• _WORK TO DO_
From the entries provided below, copy each line that contains the word "values".

• _MATERIAL PROVIDED_
____________________

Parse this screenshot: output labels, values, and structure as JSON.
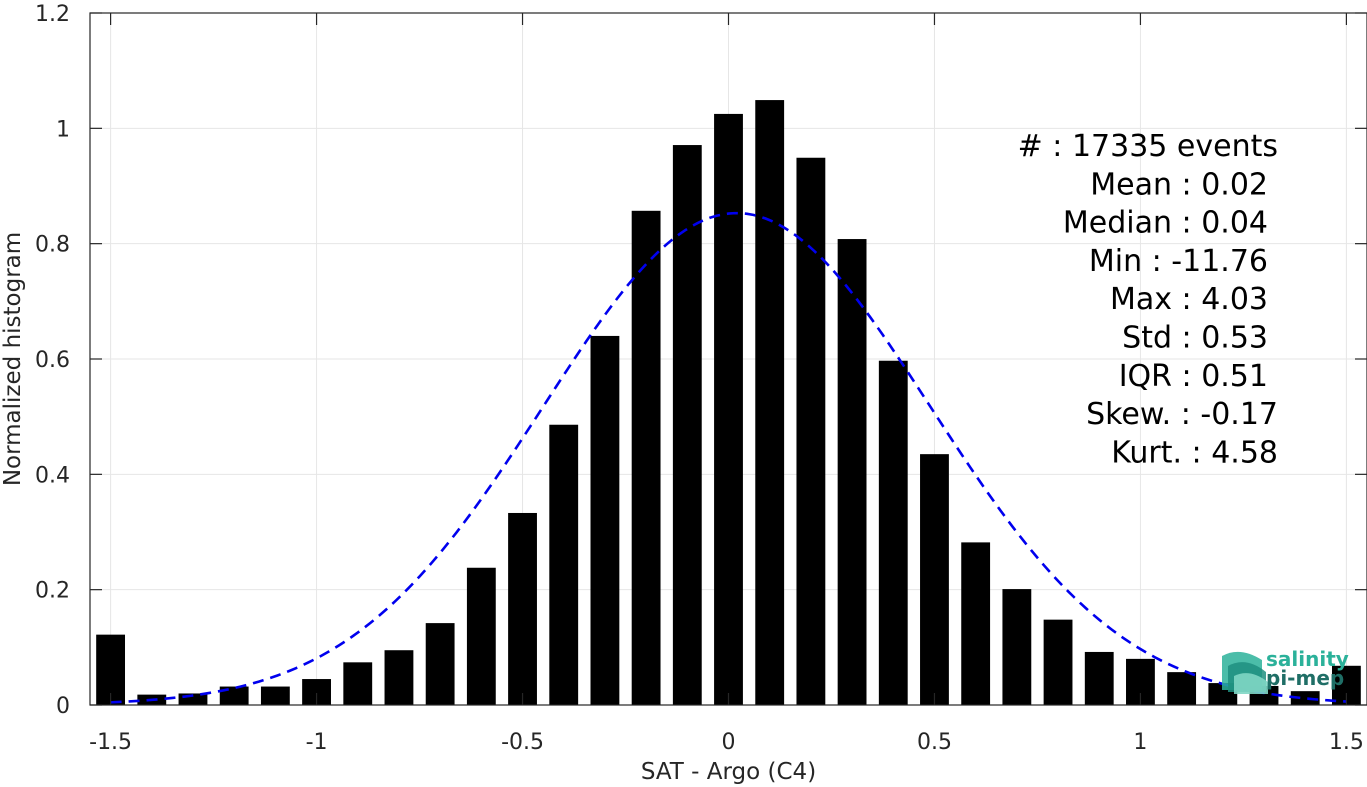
{
  "chart_data": {
    "type": "bar",
    "xlabel": "SAT - Argo (C4)",
    "ylabel": "Normalized histogram",
    "xlim": [
      -1.55,
      1.55
    ],
    "ylim": [
      0,
      1.2
    ],
    "x_ticks": [
      "-1.5",
      "-1",
      "-0.5",
      "0",
      "0.5",
      "1",
      "1.5"
    ],
    "y_ticks": [
      "0",
      "0.2",
      "0.4",
      "0.6",
      "0.8",
      "1",
      "1.2"
    ],
    "grid": true,
    "bar_color": "#000000",
    "bars": {
      "x": [
        -1.5,
        -1.4,
        -1.3,
        -1.2,
        -1.1,
        -1.0,
        -0.9,
        -0.8,
        -0.7,
        -0.6,
        -0.5,
        -0.4,
        -0.3,
        -0.2,
        -0.1,
        0.0,
        0.1,
        0.2,
        0.3,
        0.4,
        0.5,
        0.6,
        0.7,
        0.8,
        0.9,
        1.0,
        1.1,
        1.2,
        1.3,
        1.4,
        1.5
      ],
      "values": [
        0.122,
        0.018,
        0.02,
        0.032,
        0.032,
        0.045,
        0.074,
        0.095,
        0.142,
        0.238,
        0.333,
        0.486,
        0.64,
        0.857,
        0.971,
        1.025,
        1.049,
        0.949,
        0.808,
        0.597,
        0.435,
        0.282,
        0.201,
        0.148,
        0.092,
        0.08,
        0.057,
        0.038,
        0.033,
        0.024,
        0.068
      ]
    },
    "fit_curve": {
      "style": "dashed",
      "color": "#0000ee",
      "mean": 0.02,
      "std": 0.47,
      "peak": 0.853,
      "x_range": [
        -1.5,
        1.5
      ]
    },
    "stats_lines": [
      "#  : 17335 events",
      "Mean : 0.02",
      "Median : 0.04",
      "Min : -11.76",
      "Max : 4.03",
      "Std : 0.53",
      "IQR : 0.51",
      "Skew. : -0.17",
      "Kurt. : 4.58"
    ]
  },
  "logo": {
    "line1": "salinity",
    "line2": "pi-mep",
    "color1": "#2bb19a",
    "color2": "#1f6e66"
  }
}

____________________

• _SOLUTION TO THIS EXERCISE_
Parse this screenshot: output labels, values, and structure as JSON.
      "values": [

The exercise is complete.